[Extracted data entries]

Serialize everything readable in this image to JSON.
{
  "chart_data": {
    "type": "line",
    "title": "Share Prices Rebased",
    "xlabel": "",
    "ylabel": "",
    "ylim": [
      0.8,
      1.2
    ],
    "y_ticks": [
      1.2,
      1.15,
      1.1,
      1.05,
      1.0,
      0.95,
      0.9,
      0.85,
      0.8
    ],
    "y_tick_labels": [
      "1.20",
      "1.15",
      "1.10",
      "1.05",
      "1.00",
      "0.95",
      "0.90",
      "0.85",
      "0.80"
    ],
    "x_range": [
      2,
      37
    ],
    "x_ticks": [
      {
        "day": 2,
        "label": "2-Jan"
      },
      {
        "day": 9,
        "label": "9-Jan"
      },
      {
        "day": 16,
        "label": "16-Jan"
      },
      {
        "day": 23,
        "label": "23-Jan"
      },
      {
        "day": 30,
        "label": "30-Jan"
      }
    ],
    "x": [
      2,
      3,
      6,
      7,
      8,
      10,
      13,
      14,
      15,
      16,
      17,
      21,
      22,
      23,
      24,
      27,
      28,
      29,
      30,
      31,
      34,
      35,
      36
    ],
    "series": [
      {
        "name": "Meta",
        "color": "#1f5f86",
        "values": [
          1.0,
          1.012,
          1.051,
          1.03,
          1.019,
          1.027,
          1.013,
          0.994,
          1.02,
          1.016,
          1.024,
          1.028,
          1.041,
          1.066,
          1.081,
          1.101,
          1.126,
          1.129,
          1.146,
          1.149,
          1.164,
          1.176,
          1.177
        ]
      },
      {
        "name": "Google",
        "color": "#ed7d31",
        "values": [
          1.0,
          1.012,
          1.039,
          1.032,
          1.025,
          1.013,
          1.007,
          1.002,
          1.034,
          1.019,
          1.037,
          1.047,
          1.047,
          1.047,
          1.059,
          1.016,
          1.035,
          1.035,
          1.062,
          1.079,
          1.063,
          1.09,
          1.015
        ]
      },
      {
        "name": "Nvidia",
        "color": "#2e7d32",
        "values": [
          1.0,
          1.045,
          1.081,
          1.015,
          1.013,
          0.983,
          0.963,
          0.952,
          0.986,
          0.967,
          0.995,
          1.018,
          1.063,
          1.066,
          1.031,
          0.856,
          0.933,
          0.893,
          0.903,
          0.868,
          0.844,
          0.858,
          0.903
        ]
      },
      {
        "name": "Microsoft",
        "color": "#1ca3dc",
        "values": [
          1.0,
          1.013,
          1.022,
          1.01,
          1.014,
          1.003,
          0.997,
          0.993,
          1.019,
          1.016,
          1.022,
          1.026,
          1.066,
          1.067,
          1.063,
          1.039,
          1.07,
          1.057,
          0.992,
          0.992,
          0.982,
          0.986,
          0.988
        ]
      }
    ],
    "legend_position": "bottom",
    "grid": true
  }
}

## Stated task
Pull out every line containing "color".

## Reply
        "color": "#1f5f86",
        "color": "#ed7d31",
        "color": "#2e7d32",
        "color": "#1ca3dc",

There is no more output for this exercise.